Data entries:
───

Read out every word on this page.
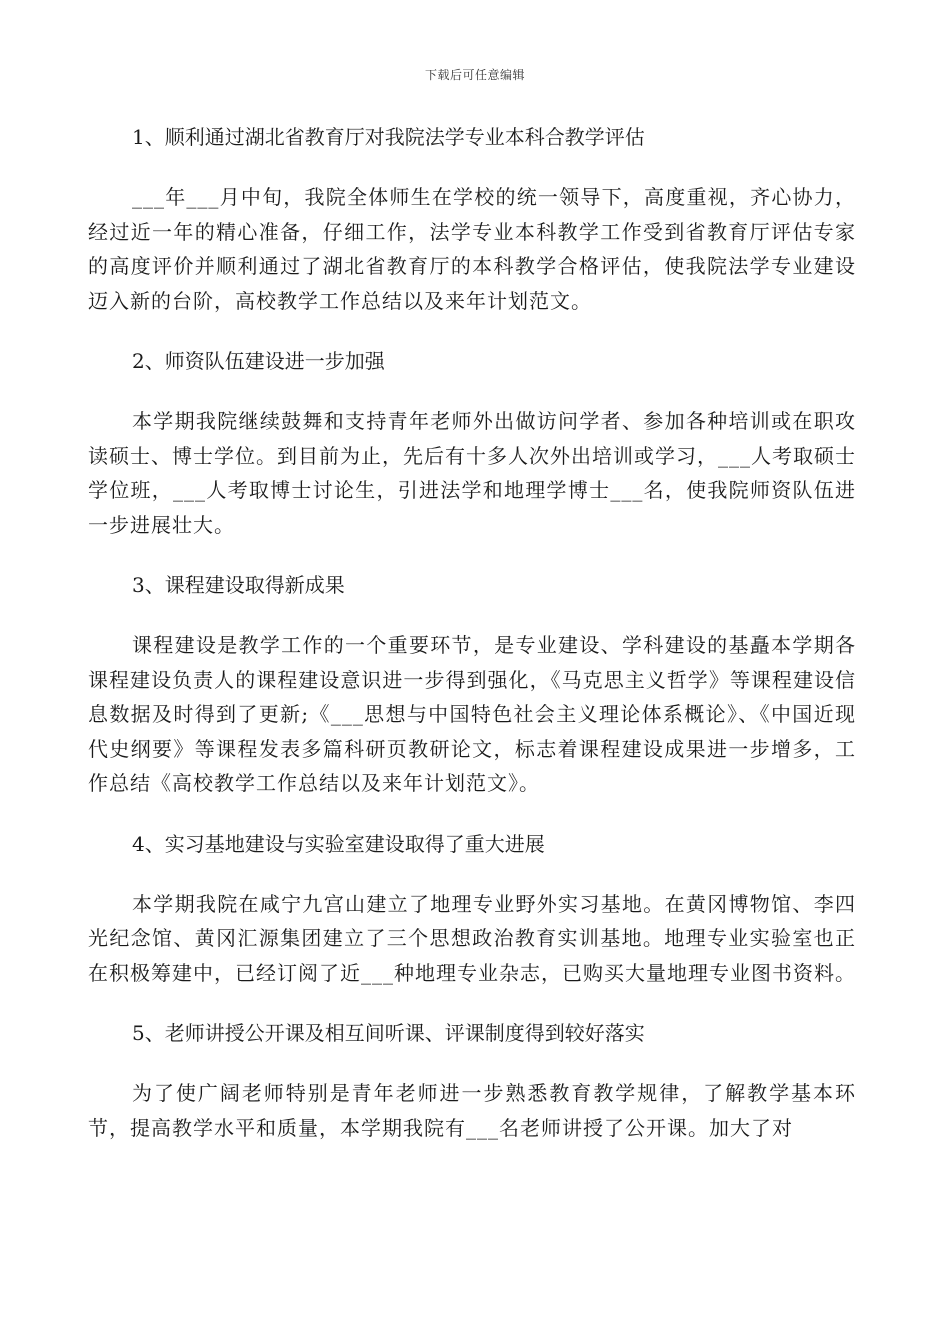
下载后可任意编辑
1、顺利通过湖北省教育厅对我院法学专业本科合教学评估
___年___月中旬，我院全体师生在学校的统一领导下，高度重视，齐心协力，经过近一年的精心准备，仔细工作，法学专业本科教学工作受到省教育厅评估专家的高度评价并顺利通过了湖北省教育厅的本科教学合格评估，使我院法学专业建设迈入新的台阶，高校教学工作总结以及来年计划范文。
2、师资队伍建设进一步加强
本学期我院继续鼓舞和支持青年老师外出做访问学者、参加各种培训或在职攻读硕士、博士学位。到目前为止，先后有十多人次外出培训或学习，___人考取硕士学位班，___人考取博士讨论生，引进法学和地理学博士___名，使我院师资队伍进一步进展壮大。
3、课程建设取得新成果
课程建设是教学工作的一个重要环节，是专业建设、学科建设的基矗本学期各课程建设负责人的课程建设意识进一步得到强化，《马克思主义哲学》等课程建设信息数据及时得到了更新;《___思想与中国特色社会主义理论体系概论》、《中国近现代史纲要》等课程发表多篇科研页教研论文，标志着课程建设成果进一步增多，工作总结《高校教学工作总结以及来年计划范文》。
4、实习基地建设与实验室建设取得了重大进展
本学期我院在咸宁九宫山建立了地理专业野外实习基地。在黄冈博物馆、李四光纪念馆、黄冈汇源集团建立了三个思想政治教育实训基地。地理专业实验室也正在积极筹建中，已经订阅了近___种地理专业杂志，已购买大量地理专业图书资料。
5、老师讲授公开课及相互间听课、评课制度得到较好落实
为了使广阔老师特别是青年老师进一步熟悉教育教学规律，了解教学基本环节，提高教学水平和质量，本学期我院有___名老师讲授了公开课。加大了对
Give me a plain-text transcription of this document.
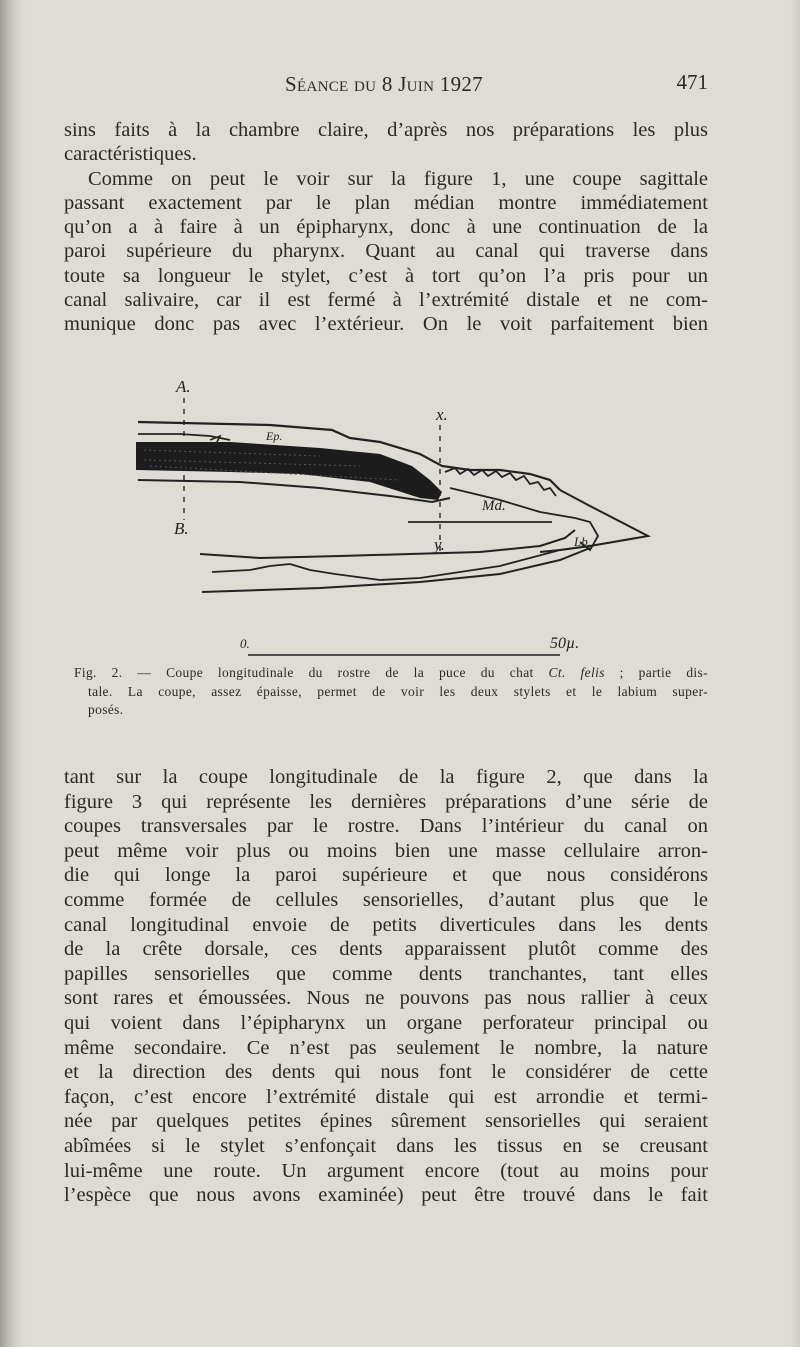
Séance du 8 Juin 1927	471
sins faits à la chambre claire, d’après nos préparations les plus
caractéristiques.
Comme on peut le voir sur la figure 1, une coupe sagittale
passant exactement par le plan médian montre immédiatement
qu’on a à faire à un épipharynx, donc à une continuation de la
paroi supérieure du pharynx. Quant au canal qui traverse dans
toute sa longueur le stylet, c’est à tort qu’on l’a pris pour un
canal salivaire, car il est fermé à l’extrémité distale et ne com-
munique donc pas avec l’extérieur. On le voit parfaitement bien
A.
B.
x.
y.
Ep.
Md.
Lb.
0.	50µ.
Fig. 2. — Coupe longitudinale du rostre de la puce du chat Ct. felis ; partie dis-
tale. La coupe, assez épaisse, permet de voir les deux stylets et le labium super-
posés.
tant sur la coupe longitudinale de la figure 2, que dans la
figure 3 qui représente les dernières préparations d’une série de
coupes transversales par le rostre. Dans l’intérieur du canal on
peut même voir plus ou moins bien une masse cellulaire arron-
die qui longe la paroi supérieure et que nous considérons
comme formée de cellules sensorielles, d’autant plus que le
canal longitudinal envoie de petits diverticules dans les dents
de la crête dorsale, ces dents apparaissent plutôt comme des
papilles sensorielles que comme dents tranchantes, tant elles
sont rares et émoussées. Nous ne pouvons pas nous rallier à ceux
qui voient dans l’épipharynx un organe perforateur principal ou
même secondaire. Ce n’est pas seulement le nombre, la nature
et la direction des dents qui nous font le considérer de cette
façon, c’est encore l’extrémité distale qui est arrondie et termi-
née par quelques petites épines sûrement sensorielles qui seraient
abîmées si le stylet s’enfonçait dans les tissus en se creusant
lui-même une route. Un argument encore (tout au moins pour
l’espèce que nous avons examinée) peut être trouvé dans le fait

───

Written exercise:
Identify the lines of the entries containing the string "高校教学工作总结以及来年计划范文". Copy each such line.

Exercise solution:
___年___月中旬，我院全体师生在学校的统一领导下，高度重视，齐心协力，经过近一年的精心准备，仔细工作，法学专业本科教学工作受到省教育厅评估专家的高度评价并顺利通过了湖北省教育厅的本科教学合格评估，使我院法学专业建设迈入新的台阶，高校教学工作总结以及来年计划范文。
课程建设是教学工作的一个重要环节，是专业建设、学科建设的基矗本学期各课程建设负责人的课程建设意识进一步得到强化，《马克思主义哲学》等课程建设信息数据及时得到了更新;《___思想与中国特色社会主义理论体系概论》、《中国近现代史纲要》等课程发表多篇科研页教研论文，标志着课程建设成果进一步增多，工作总结《高校教学工作总结以及来年计划范文》。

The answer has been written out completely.